Saved data entries
:::

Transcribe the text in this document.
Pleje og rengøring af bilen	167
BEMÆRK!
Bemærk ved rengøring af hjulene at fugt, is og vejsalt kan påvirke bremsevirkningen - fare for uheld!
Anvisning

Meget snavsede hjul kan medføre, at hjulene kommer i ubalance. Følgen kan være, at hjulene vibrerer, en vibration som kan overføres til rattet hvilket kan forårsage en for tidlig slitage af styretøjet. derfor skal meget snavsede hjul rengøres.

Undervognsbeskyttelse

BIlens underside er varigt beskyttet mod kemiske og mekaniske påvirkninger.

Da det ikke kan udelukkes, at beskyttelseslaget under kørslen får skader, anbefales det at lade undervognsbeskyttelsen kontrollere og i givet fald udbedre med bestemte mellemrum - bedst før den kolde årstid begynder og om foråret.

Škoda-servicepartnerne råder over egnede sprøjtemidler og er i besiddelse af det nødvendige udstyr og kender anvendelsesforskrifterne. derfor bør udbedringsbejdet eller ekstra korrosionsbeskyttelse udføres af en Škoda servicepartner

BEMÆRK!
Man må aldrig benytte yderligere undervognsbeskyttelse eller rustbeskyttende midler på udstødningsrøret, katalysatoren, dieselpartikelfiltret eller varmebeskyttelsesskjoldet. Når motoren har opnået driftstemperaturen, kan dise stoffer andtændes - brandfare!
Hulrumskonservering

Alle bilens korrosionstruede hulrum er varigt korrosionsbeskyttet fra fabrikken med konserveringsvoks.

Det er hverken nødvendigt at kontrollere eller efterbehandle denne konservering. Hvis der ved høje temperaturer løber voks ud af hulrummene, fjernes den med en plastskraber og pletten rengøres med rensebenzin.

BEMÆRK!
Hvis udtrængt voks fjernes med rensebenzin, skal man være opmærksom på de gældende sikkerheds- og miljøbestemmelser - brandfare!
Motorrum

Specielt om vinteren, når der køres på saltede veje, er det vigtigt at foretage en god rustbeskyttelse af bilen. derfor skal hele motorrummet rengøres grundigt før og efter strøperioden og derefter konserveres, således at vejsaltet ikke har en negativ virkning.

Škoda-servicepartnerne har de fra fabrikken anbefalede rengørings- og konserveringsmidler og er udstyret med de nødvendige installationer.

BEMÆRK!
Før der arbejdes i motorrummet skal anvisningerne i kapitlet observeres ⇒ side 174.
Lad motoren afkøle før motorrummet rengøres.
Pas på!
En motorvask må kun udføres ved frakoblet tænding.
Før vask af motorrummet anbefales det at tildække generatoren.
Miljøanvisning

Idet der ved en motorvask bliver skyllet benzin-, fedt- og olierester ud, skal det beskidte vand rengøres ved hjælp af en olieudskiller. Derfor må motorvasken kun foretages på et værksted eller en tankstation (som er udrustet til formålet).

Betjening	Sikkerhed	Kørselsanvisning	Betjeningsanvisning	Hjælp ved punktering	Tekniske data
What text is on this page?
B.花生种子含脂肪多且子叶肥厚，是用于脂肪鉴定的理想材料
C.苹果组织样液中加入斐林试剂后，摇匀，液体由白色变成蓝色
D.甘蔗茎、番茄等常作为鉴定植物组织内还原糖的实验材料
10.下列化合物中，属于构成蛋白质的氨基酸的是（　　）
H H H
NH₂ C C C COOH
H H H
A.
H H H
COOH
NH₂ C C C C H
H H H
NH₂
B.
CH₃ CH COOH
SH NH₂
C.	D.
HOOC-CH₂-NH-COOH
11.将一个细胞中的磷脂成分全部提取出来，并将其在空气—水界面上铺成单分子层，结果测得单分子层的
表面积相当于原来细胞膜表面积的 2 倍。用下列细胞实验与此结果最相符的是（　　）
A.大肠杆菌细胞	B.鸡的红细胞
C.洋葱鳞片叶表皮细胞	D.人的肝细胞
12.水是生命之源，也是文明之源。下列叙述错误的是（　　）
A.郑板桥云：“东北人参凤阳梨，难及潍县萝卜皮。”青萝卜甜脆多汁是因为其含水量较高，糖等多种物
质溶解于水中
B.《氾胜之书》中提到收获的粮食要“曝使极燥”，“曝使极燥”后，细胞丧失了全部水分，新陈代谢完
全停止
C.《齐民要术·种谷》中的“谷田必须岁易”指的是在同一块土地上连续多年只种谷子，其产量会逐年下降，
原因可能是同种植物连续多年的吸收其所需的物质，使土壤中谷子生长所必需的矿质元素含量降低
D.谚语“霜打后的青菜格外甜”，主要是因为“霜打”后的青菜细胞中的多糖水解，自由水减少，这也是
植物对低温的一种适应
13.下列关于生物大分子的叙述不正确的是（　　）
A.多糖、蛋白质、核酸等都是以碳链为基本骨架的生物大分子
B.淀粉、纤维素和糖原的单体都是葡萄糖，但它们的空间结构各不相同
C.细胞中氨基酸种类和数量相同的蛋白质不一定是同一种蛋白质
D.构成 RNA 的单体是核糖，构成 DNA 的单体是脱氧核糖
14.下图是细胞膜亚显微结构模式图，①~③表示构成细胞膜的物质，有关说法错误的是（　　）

:::

=== Given problem ===
Reply with one number: the count of lines in the entries that include the word "rengøres".

=== The output ===
5